● **TASK INPUT**:
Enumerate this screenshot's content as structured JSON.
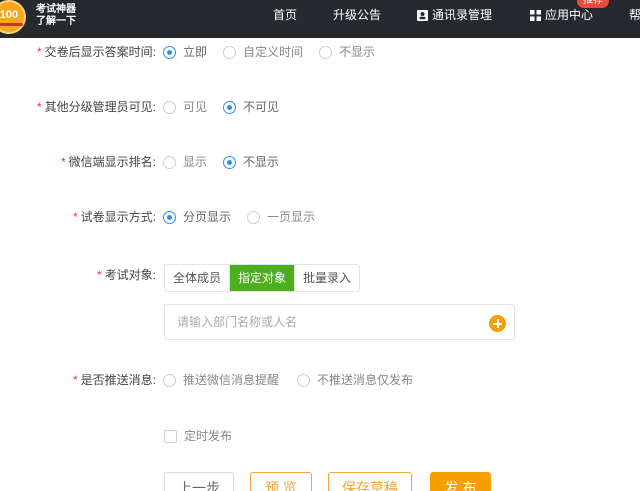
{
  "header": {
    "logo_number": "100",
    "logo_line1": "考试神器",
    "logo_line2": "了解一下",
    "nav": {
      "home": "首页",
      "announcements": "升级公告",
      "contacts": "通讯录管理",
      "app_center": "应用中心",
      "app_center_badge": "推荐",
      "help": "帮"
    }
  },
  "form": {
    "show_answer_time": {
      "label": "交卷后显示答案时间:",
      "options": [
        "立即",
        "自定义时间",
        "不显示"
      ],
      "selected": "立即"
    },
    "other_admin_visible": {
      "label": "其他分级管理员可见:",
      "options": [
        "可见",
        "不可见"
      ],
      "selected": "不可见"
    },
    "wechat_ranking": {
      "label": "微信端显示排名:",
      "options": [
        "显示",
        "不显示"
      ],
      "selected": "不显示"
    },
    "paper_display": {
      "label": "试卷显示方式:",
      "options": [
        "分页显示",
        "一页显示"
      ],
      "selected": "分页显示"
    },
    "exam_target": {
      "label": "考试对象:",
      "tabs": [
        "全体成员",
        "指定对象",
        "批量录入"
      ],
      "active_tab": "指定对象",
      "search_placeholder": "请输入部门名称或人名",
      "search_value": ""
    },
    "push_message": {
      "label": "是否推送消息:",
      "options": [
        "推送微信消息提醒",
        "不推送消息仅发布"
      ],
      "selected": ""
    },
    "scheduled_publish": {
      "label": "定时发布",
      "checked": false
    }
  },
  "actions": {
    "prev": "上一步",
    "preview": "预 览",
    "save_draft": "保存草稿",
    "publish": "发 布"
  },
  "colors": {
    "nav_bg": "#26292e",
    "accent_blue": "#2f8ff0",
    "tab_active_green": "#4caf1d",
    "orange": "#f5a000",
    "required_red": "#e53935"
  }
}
* * *
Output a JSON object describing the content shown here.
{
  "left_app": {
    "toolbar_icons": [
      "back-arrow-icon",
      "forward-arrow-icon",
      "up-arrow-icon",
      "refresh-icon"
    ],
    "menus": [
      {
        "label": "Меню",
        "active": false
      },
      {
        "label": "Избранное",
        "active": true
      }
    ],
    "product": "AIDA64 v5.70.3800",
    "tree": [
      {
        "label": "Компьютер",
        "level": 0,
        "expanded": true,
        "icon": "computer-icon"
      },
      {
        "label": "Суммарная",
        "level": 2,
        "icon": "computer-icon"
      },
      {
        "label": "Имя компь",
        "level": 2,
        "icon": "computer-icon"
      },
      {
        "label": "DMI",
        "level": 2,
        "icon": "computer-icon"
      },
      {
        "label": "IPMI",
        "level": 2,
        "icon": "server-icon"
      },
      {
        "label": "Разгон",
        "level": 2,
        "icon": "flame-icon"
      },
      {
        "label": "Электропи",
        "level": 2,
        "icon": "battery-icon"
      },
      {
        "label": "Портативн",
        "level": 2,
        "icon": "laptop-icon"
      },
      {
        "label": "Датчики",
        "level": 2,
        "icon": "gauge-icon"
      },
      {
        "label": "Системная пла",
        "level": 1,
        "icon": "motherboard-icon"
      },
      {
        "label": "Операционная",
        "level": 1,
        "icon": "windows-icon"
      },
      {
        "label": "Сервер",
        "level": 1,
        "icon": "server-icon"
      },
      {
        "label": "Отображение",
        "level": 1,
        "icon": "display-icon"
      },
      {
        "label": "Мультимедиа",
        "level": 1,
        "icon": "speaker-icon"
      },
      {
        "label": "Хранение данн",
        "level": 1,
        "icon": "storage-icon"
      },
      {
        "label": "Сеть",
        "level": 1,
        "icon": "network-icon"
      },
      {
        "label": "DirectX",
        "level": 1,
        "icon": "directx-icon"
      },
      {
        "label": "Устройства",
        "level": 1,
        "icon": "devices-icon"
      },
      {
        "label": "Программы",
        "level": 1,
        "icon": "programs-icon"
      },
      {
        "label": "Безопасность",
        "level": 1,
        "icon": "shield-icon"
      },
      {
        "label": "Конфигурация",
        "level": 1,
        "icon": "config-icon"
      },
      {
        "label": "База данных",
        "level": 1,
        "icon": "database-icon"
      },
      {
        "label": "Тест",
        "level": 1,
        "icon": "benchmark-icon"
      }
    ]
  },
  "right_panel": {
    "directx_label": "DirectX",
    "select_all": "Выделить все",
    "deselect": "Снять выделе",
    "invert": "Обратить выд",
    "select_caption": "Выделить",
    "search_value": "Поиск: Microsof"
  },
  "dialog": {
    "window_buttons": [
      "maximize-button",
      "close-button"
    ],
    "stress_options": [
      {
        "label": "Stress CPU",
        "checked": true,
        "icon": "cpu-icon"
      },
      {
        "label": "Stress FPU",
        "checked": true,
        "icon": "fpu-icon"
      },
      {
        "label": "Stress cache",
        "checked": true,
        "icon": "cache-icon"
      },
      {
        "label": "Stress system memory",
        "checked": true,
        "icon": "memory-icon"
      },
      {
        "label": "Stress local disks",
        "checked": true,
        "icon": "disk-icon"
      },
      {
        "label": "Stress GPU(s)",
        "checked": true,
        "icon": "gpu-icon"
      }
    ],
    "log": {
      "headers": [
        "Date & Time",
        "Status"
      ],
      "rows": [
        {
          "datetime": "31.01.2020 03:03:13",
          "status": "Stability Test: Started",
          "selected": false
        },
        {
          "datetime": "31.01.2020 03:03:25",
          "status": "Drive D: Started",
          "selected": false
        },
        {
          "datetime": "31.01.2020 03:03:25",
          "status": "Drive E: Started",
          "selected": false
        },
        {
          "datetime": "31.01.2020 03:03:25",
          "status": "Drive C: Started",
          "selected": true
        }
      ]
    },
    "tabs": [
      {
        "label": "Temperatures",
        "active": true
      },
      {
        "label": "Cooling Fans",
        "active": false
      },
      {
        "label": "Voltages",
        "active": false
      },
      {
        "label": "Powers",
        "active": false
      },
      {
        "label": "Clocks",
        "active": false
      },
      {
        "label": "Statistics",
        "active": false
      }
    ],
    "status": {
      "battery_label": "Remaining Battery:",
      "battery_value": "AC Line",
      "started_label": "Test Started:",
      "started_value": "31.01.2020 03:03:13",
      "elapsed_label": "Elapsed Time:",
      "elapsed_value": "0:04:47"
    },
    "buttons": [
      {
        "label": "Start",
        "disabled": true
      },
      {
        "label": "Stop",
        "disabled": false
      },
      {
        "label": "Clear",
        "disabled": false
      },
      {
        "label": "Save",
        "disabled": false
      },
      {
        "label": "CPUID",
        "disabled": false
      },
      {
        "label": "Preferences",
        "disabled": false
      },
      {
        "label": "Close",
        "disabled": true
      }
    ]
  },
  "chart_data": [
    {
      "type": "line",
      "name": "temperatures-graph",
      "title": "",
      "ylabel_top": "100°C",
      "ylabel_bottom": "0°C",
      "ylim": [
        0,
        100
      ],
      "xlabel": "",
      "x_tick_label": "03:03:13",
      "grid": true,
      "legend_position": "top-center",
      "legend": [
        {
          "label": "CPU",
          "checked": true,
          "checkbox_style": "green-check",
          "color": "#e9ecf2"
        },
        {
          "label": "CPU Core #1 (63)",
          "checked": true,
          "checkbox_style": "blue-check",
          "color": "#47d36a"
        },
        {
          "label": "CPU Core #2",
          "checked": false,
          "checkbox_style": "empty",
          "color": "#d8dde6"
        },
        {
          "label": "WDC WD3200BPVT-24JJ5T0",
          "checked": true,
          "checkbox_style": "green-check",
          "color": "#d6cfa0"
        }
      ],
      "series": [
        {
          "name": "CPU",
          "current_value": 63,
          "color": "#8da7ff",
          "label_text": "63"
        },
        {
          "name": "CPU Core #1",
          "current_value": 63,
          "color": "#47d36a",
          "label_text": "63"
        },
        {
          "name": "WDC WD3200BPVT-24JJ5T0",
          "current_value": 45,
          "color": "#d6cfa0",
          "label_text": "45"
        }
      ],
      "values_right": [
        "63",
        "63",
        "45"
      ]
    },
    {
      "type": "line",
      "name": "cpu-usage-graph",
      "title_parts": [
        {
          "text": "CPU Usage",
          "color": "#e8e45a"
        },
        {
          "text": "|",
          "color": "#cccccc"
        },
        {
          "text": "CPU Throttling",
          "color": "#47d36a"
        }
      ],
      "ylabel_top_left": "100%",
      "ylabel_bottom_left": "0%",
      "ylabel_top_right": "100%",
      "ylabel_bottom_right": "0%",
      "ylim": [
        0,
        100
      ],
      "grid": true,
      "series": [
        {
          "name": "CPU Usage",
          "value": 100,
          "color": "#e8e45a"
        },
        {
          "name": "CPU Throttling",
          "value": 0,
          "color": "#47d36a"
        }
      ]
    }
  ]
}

● **SHORT TASK**: Identify which lines contain the word "name" and copy each one.

● **THE REPLY**:
      "name": "temperatures-graph",
          "name": "CPU",
          "name": "CPU Core #1",
          "name": "WDC WD3200BPVT-24JJ5T0",
      "name": "cpu-usage-graph",
          "name": "CPU Usage",
          "name": "CPU Throttling",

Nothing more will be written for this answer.